- **Stored records**
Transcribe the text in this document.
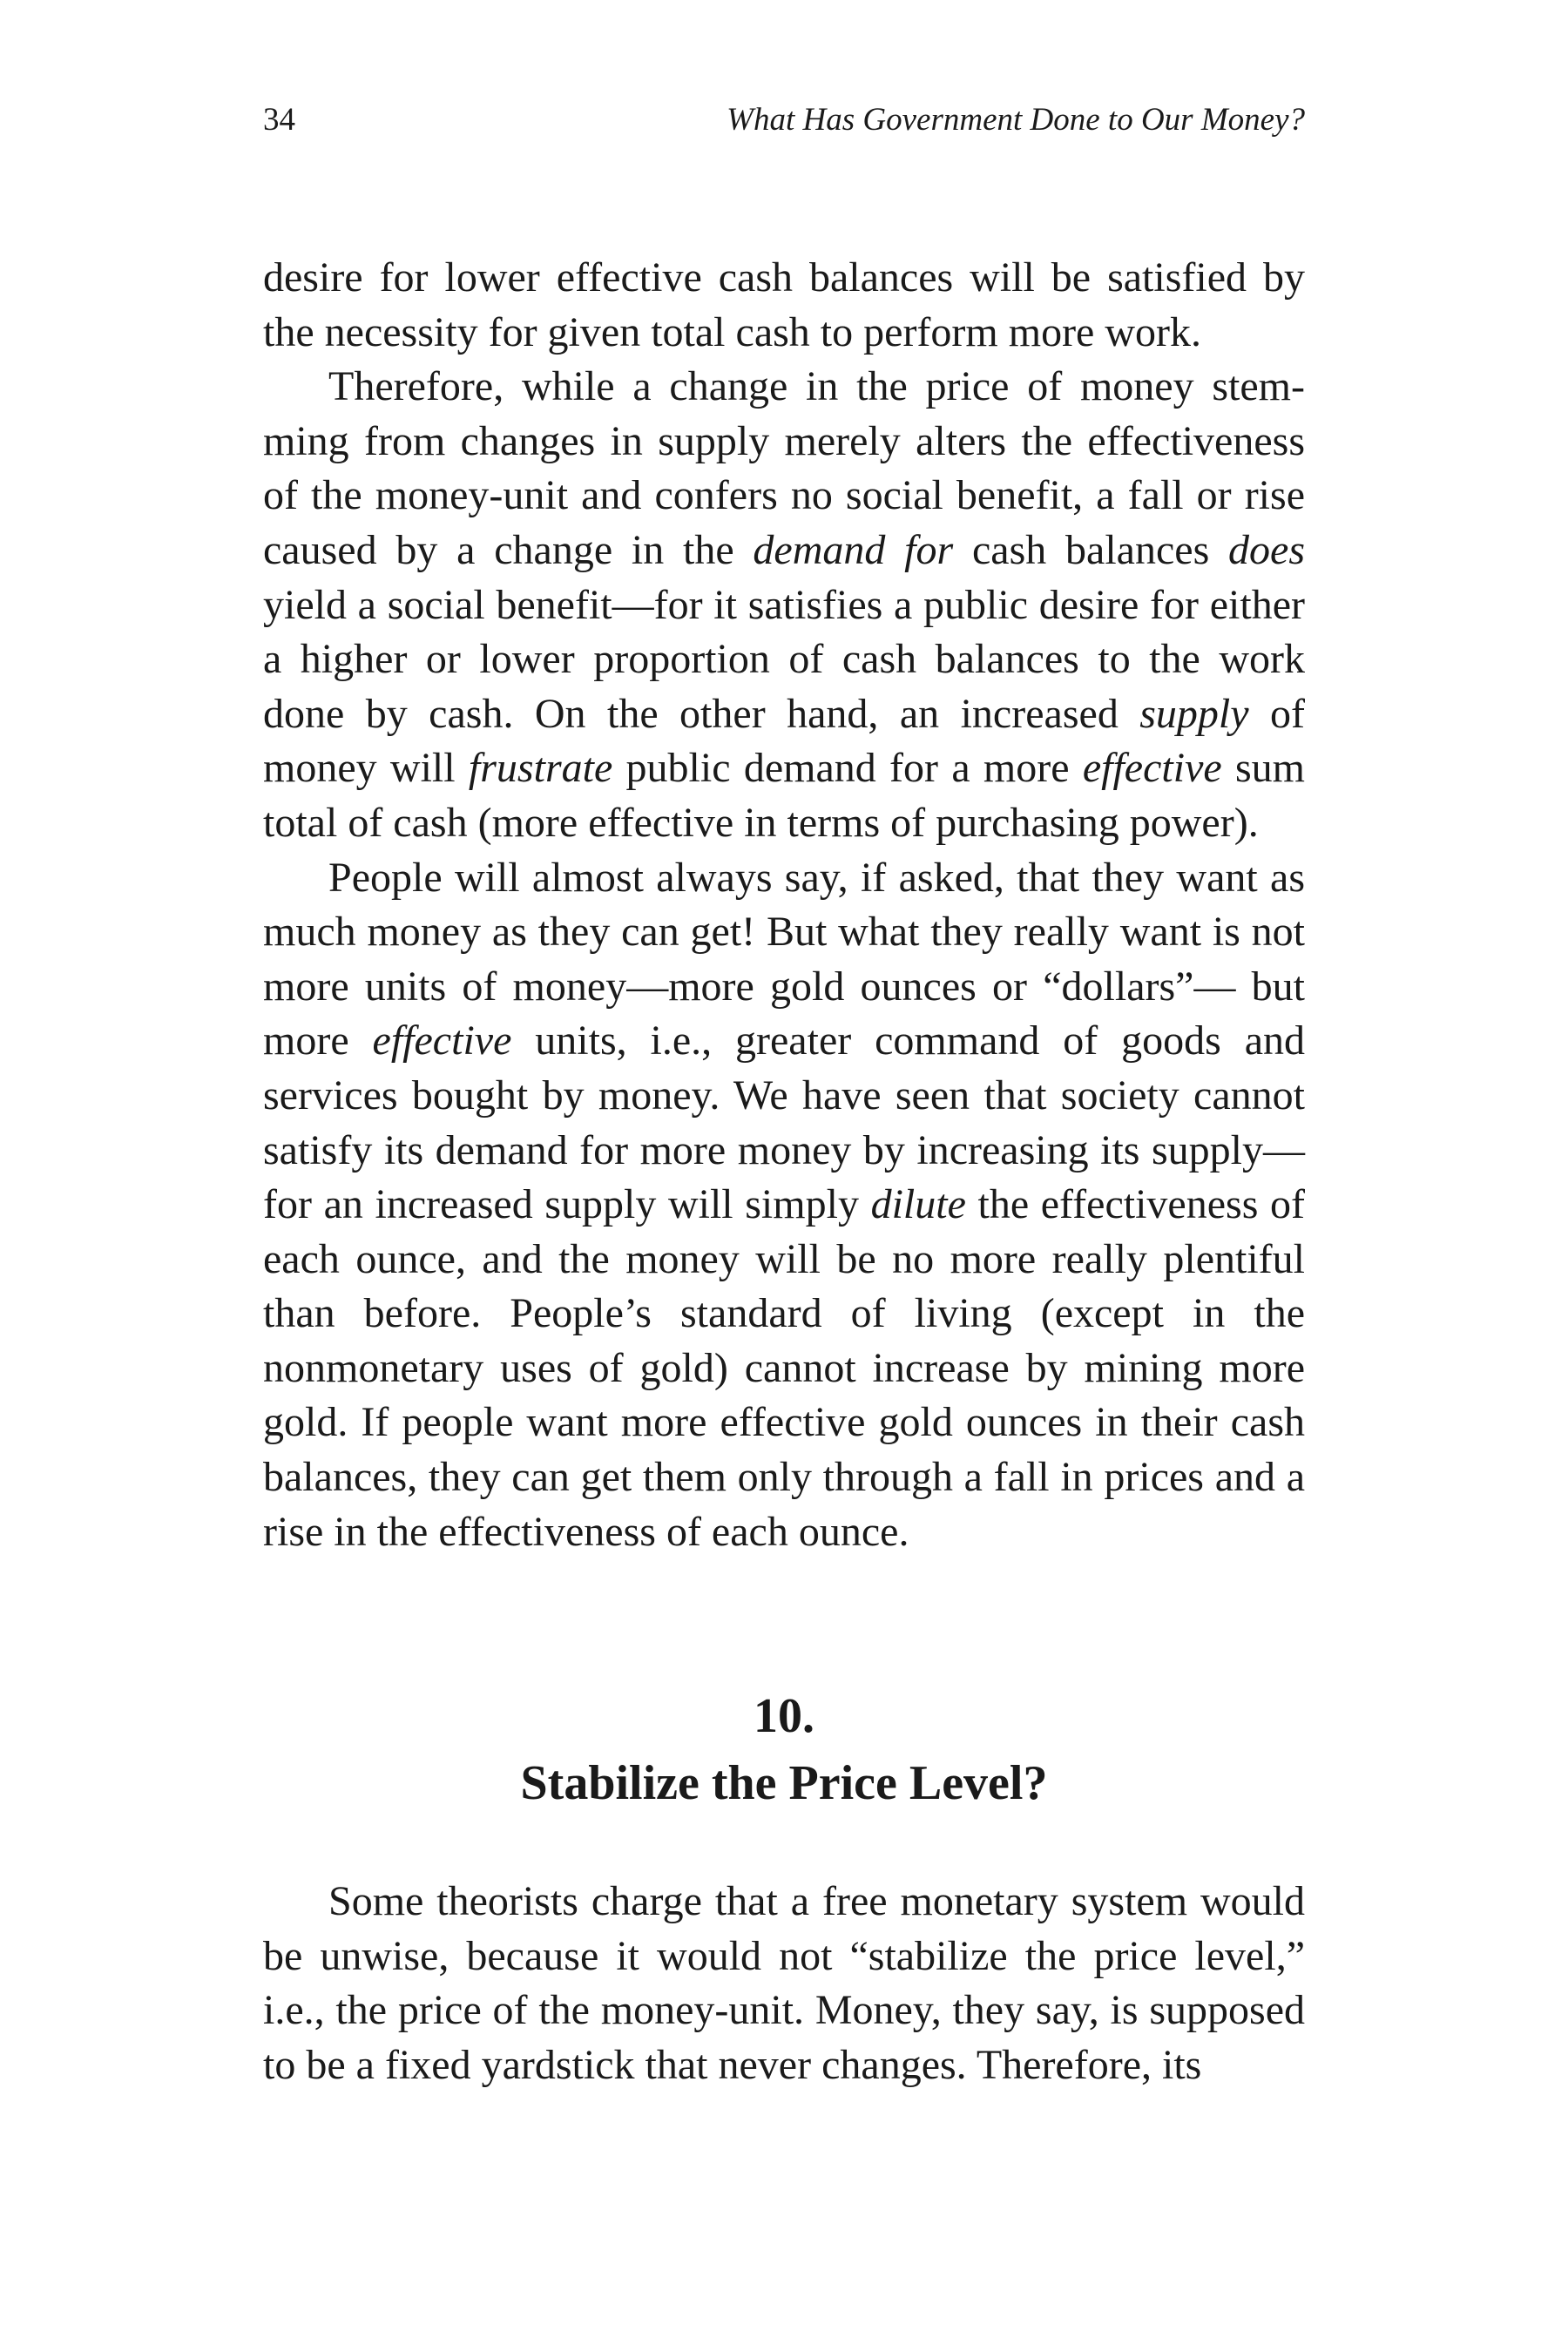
34	What Has Government Done to Our Money?

desire for lower effective cash balances will be satisfied by the necessity for given total cash to perform more work.

Therefore, while a change in the price of money stemming from changes in supply merely alters the effectiveness of the money-unit and confers no social benefit, a fall or rise caused by a change in the demand for cash balances does yield a social benefit—for it satisfies a public desire for either a higher or lower proportion of cash balances to the work done by cash. On the other hand, an increased supply of money will frustrate public demand for a more effective sum total of cash (more effective in terms of purchasing power).

People will almost always say, if asked, that they want as much money as they can get! But what they really want is not more units of money—more gold ounces or “dollars”— but more effective units, i.e., greater command of goods and services bought by money. We have seen that society cannot satisfy its demand for more money by increasing its supply—for an increased supply will simply dilute the effectiveness of each ounce, and the money will be no more really plentiful than before. People’s standard of living (except in the nonmonetary uses of gold) cannot increase by mining more gold. If people want more effective gold ounces in their cash balances, they can get them only through a fall in prices and a rise in the effectiveness of each ounce.

10.
Stabilize the Price Level?

Some theorists charge that a free monetary system would be unwise, because it would not “stabilize the price level,” i.e., the price of the money-unit. Money, they say, is supposed to be a fixed yardstick that never changes. Therefore, its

- **PROMPT**
Repeat each entry exactly. Pictures do not belong in the copy.

- **OUTPUT FOR THIS TASK**
Transcribe the text in this document.
34	What Has Government Done to Our Money?

desire for lower effective cash balances will be satisfied by the necessity for given total cash to perform more work.

Therefore, while a change in the price of money stemming from changes in supply merely alters the effectiveness of the money-unit and confers no social benefit, a fall or rise caused by a change in the demand for cash balances does yield a social benefit—for it satisfies a public desire for either a higher or lower proportion of cash balances to the work done by cash. On the other hand, an increased supply of money will frustrate public demand for a more effective sum total of cash (more effective in terms of purchasing power).

People will almost always say, if asked, that they want as much money as they can get! But what they really want is not more units of money—more gold ounces or “dollars”— but more effective units, i.e., greater command of goods and services bought by money. We have seen that society cannot satisfy its demand for more money by increasing its supply—for an increased supply will simply dilute the effectiveness of each ounce, and the money will be no more really plentiful than before. People’s standard of living (except in the nonmonetary uses of gold) cannot increase by mining more gold. If people want more effective gold ounces in their cash balances, they can get them only through a fall in prices and a rise in the effectiveness of each ounce.

10.
Stabilize the Price Level?

Some theorists charge that a free monetary system would be unwise, because it would not “stabilize the price level,” i.e., the price of the money-unit. Money, they say, is supposed to be a fixed yardstick that never changes. Therefore, its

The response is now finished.